Copy out every record precisely.

****************************************

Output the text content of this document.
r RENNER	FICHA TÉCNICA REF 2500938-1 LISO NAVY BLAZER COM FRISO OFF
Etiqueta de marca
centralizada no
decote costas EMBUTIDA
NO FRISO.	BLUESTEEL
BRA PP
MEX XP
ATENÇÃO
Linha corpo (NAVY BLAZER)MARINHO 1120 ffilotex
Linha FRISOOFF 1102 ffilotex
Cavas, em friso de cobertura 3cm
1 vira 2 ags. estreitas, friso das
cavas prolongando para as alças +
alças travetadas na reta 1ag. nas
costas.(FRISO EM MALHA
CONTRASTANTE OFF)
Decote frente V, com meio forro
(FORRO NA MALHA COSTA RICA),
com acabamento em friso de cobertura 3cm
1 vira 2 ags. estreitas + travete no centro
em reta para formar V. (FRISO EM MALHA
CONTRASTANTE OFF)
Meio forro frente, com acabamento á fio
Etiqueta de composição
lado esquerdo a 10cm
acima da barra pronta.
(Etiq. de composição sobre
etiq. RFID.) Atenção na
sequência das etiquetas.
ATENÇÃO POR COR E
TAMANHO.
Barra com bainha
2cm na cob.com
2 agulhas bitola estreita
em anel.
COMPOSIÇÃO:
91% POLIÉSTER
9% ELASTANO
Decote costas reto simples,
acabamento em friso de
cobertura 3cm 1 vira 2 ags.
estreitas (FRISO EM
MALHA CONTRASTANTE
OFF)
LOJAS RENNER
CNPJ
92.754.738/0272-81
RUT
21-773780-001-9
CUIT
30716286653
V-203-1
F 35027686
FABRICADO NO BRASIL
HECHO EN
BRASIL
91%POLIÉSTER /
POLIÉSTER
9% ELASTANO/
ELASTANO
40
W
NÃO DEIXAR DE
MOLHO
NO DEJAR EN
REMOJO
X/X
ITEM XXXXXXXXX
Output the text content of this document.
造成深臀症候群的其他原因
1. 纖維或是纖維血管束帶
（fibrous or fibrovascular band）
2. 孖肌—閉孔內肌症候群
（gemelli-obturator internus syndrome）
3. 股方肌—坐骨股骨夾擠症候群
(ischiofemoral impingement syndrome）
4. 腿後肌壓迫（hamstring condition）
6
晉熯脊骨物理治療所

****************************************

> [RESULT]
Output the text content of this document.
r RENNER	FICHA TÉCNICA REF 2500938-1 LISO NAVY BLAZER COM FRISO OFF
Etiqueta de marca
centralizada no
decote costas EMBUTIDA
NO FRISO.	BLUESTEEL
BRA PP
MEX XP
ATENÇÃO
Linha corpo (NAVY BLAZER)MARINHO 1120 ffilotex
Linha FRISOOFF 1102 ffilotex
Cavas, em friso de cobertura 3cm
1 vira 2 ags. estreitas, friso das
cavas prolongando para as alças +
alças travetadas na reta 1ag. nas
costas.(FRISO EM MALHA
CONTRASTANTE OFF)
Decote frente V, com meio forro
(FORRO NA MALHA COSTA RICA),
com acabamento em friso de cobertura 3cm
1 vira 2 ags. estreitas + travete no centro
em reta para formar V. (FRISO EM MALHA
CONTRASTANTE OFF)
Meio forro frente, com acabamento á fio
Etiqueta de composição
lado esquerdo a 10cm
acima da barra pronta.
(Etiq. de composição sobre
etiq. RFID.) Atenção na
sequência das etiquetas.
ATENÇÃO POR COR E
TAMANHO.
Barra com bainha
2cm na cob.com
2 agulhas bitola estreita
em anel.
COMPOSIÇÃO:
91% POLIÉSTER
9% ELASTANO
Decote costas reto simples,
acabamento em friso de
cobertura 3cm 1 vira 2 ags.
estreitas (FRISO EM
MALHA CONTRASTANTE
OFF)
LOJAS RENNER
CNPJ
92.754.738/0272-81
RUT
21-773780-001-9
CUIT
30716286653
V-203-1
F 35027686
FABRICADO NO BRASIL
HECHO EN
BRASIL
91%POLIÉSTER /
POLIÉSTER
9% ELASTANO/
ELASTANO
40
W
NÃO DEIXAR DE
MOLHO
NO DEJAR EN
REMOJO
X/X
ITEM XXXXXXXXX
Output the text content of this document.
造成深臀症候群的其他原因
1. 纖維或是纖維血管束帶
（fibrous or fibrovascular band）
2. 孖肌—閉孔內肌症候群
（gemelli-obturator internus syndrome）
3. 股方肌—坐骨股骨夾擠症候群
(ischiofemoral impingement syndrome）
4. 腿後肌壓迫（hamstring condition）
6
晉熯脊骨物理治療所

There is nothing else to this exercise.